Data section:
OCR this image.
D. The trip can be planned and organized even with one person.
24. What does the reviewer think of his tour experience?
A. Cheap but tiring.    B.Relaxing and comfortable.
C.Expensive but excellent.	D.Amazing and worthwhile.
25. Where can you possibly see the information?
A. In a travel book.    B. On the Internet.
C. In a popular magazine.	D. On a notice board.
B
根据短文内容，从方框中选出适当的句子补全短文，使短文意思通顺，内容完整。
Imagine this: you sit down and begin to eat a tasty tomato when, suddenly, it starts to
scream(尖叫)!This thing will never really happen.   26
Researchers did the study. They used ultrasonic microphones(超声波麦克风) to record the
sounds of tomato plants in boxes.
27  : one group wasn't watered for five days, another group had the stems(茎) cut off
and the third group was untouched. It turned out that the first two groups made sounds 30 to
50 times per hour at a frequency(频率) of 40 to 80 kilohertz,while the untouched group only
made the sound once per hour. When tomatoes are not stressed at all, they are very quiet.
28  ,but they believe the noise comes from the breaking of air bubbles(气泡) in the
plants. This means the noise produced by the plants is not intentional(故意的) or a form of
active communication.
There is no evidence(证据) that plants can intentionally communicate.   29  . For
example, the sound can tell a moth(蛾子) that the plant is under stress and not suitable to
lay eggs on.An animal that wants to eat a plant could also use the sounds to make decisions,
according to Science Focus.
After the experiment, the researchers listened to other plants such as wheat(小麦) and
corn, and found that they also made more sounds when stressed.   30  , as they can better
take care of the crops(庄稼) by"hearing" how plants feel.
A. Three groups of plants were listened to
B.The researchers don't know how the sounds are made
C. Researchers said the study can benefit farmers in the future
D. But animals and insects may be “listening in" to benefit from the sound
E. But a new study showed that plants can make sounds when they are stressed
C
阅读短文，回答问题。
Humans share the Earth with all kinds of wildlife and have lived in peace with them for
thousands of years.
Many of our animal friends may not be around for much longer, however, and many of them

Directions for this task:
Write out all the records above again, exactly as they stand.

Solution below:
OCR this image.
D. The trip can be planned and organized even with one person.
24. What does the reviewer think of his tour experience?
A. Cheap but tiring.    B.Relaxing and comfortable.
C.Expensive but excellent.	D.Amazing and worthwhile.
25. Where can you possibly see the information?
A. In a travel book.    B. On the Internet.
C. In a popular magazine.	D. On a notice board.
B
根据短文内容，从方框中选出适当的句子补全短文，使短文意思通顺，内容完整。
Imagine this: you sit down and begin to eat a tasty tomato when, suddenly, it starts to
scream(尖叫)!This thing will never really happen.   26
Researchers did the study. They used ultrasonic microphones(超声波麦克风) to record the
sounds of tomato plants in boxes.
27  : one group wasn't watered for five days, another group had the stems(茎) cut off
and the third group was untouched. It turned out that the first two groups made sounds 30 to
50 times per hour at a frequency(频率) of 40 to 80 kilohertz,while the untouched group only
made the sound once per hour. When tomatoes are not stressed at all, they are very quiet.
28  ,but they believe the noise comes from the breaking of air bubbles(气泡) in the
plants. This means the noise produced by the plants is not intentional(故意的) or a form of
active communication.
There is no evidence(证据) that plants can intentionally communicate.   29  . For
example, the sound can tell a moth(蛾子) that the plant is under stress and not suitable to
lay eggs on.An animal that wants to eat a plant could also use the sounds to make decisions,
according to Science Focus.
After the experiment, the researchers listened to other plants such as wheat(小麦) and
corn, and found that they also made more sounds when stressed.   30  , as they can better
take care of the crops(庄稼) by"hearing" how plants feel.
A. Three groups of plants were listened to
B.The researchers don't know how the sounds are made
C. Researchers said the study can benefit farmers in the future
D. But animals and insects may be “listening in" to benefit from the sound
E. But a new study showed that plants can make sounds when they are stressed
C
阅读短文，回答问题。
Humans share the Earth with all kinds of wildlife and have lived in peace with them for
thousands of years.
Many of our animal friends may not be around for much longer, however, and many of them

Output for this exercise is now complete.